------ Data provided ------

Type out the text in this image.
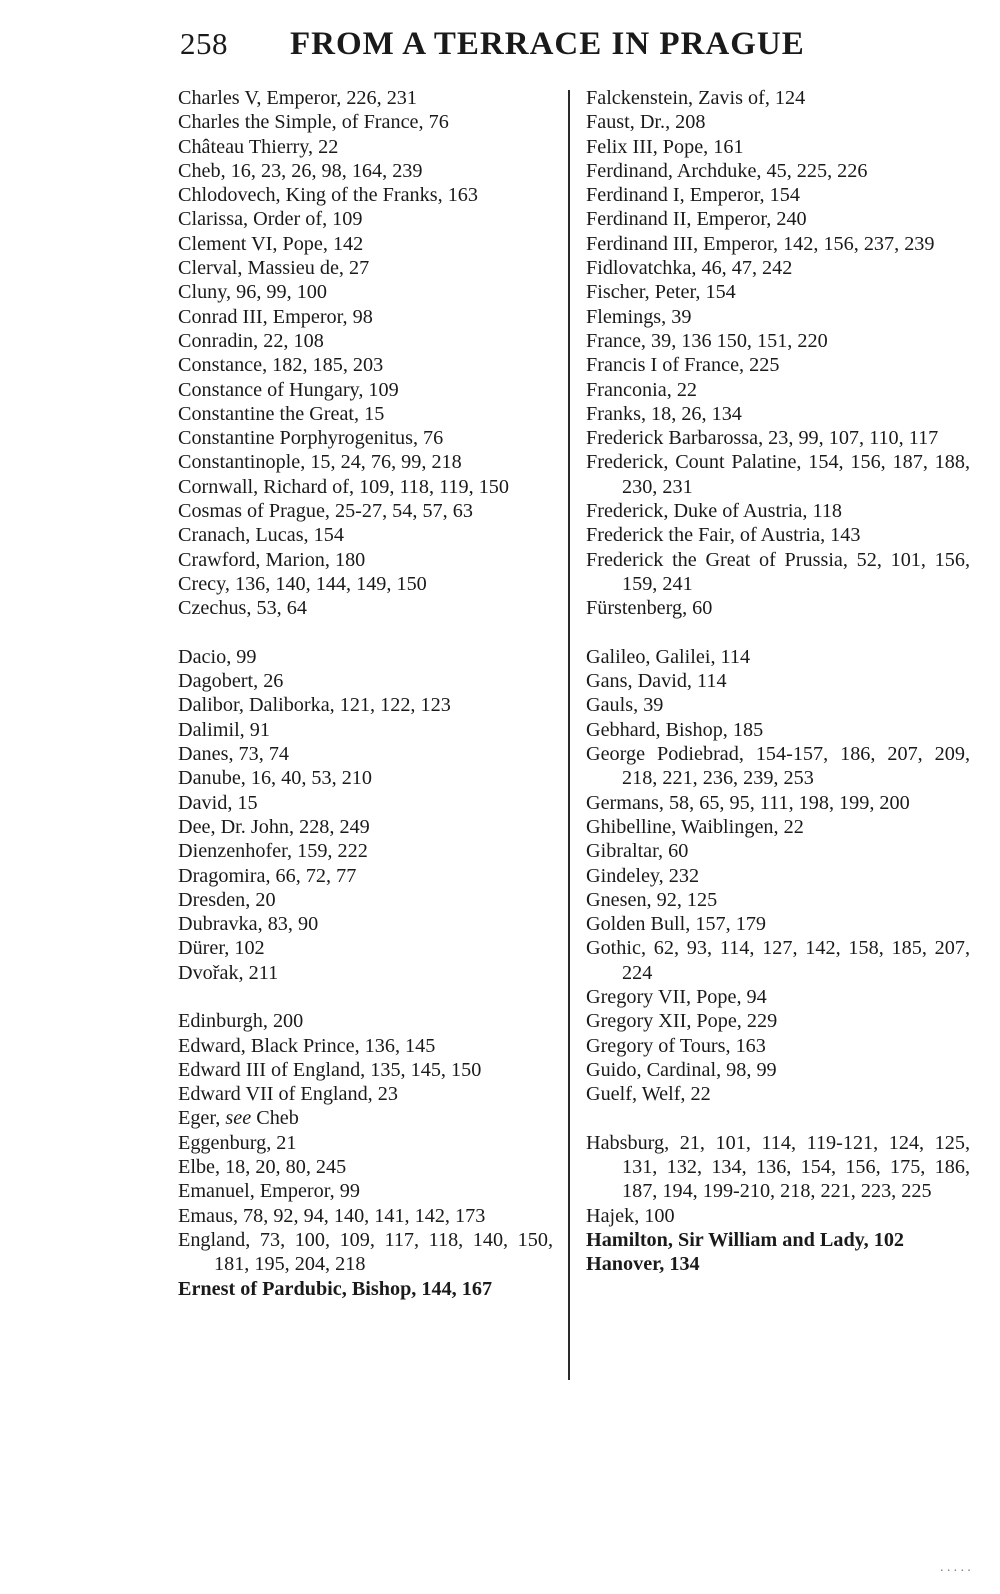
258 FROM A TERRACE IN PRAGUE
Charles V, Emperor, 226, 231
Charles the Simple, of France, 76
Château Thierry, 22
Cheb, 16, 23, 26, 98, 164, 239
Chlodovech, King of the Franks, 163
Clarissa, Order of, 109
Clement VI, Pope, 142
Clerval, Massieu de, 27
Cluny, 96, 99, 100
Conrad III, Emperor, 98
Conradin, 22, 108
Constance, 182, 185, 203
Constance of Hungary, 109
Constantine the Great, 15
Constantine Porphyrogenitus, 76
Constantinople, 15, 24, 76, 99, 218
Cornwall, Richard of, 109, 118, 119, 150
Cosmas of Prague, 25-27, 54, 57, 63
Cranach, Lucas, 154
Crawford, Marion, 180
Crecy, 136, 140, 144, 149, 150
Czechus, 53, 64
Dacio, 99
Dagobert, 26
Dalibor, Daliborka, 121, 122, 123
Dalimil, 91
Danes, 73, 74
Danube, 16, 40, 53, 210
David, 15
Dee, Dr. John, 228, 249
Dienzenhofer, 159, 222
Dragomira, 66, 72, 77
Dresden, 20
Dubravka, 83, 90
Dürer, 102
Dvořak, 211
Edinburgh, 200
Edward, Black Prince, 136, 145
Edward III of England, 135, 145, 150
Edward VII of England, 23
Eger, see Cheb
Eggenburg, 21
Elbe, 18, 20, 80, 245
Emanuel, Emperor, 99
Emaus, 78, 92, 94, 140, 141, 142, 173
England, 73, 100, 109, 117, 118, 140, 150, 181, 195, 204, 218
Ernest of Pardubic, Bishop, 144, 167
Falckenstein, Zavis of, 124
Faust, Dr., 208
Felix III, Pope, 161
Ferdinand, Archduke, 45, 225, 226
Ferdinand I, Emperor, 154
Ferdinand II, Emperor, 240
Ferdinand III, Emperor, 142, 156, 237, 239
Fidlovatchka, 46, 47, 242
Fischer, Peter, 154
Flemings, 39
France, 39, 136 150, 151, 220
Francis I of France, 225
Franconia, 22
Franks, 18, 26, 134
Frederick Barbarossa, 23, 99, 107, 110, 117
Frederick, Count Palatine, 154, 156, 187, 188, 230, 231
Frederick, Duke of Austria, 118
Frederick the Fair, of Austria, 143
Frederick the Great of Prussia, 52, 101, 156, 159, 241
Fürstenberg, 60
Galileo, Galilei, 114
Gans, David, 114
Gauls, 39
Gebhard, Bishop, 185
George Podiebrad, 154-157, 186, 207, 209, 218, 221, 236, 239, 253
Germans, 58, 65, 95, 111, 198, 199, 200
Ghibelline, Waiblingen, 22
Gibraltar, 60
Gindeley, 232
Gnesen, 92, 125
Golden Bull, 157, 179
Gothic, 62, 93, 114, 127, 142, 158, 185, 207, 224
Gregory VII, Pope, 94
Gregory XII, Pope, 229
Gregory of Tours, 163
Guido, Cardinal, 98, 99
Guelf, Welf, 22
Habsburg, 21, 101, 114, 119-121, 124, 125, 131, 132, 134, 136, 154, 156, 175, 186, 187, 194, 199-210, 218, 221, 223, 225
Hajek, 100
Hamilton, Sir William and Lady, 102
Hanover, 134
.....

------

-- Work required --
Say how many lines of the listing above contain "Franks", with no other words.

-- Answer in full --
2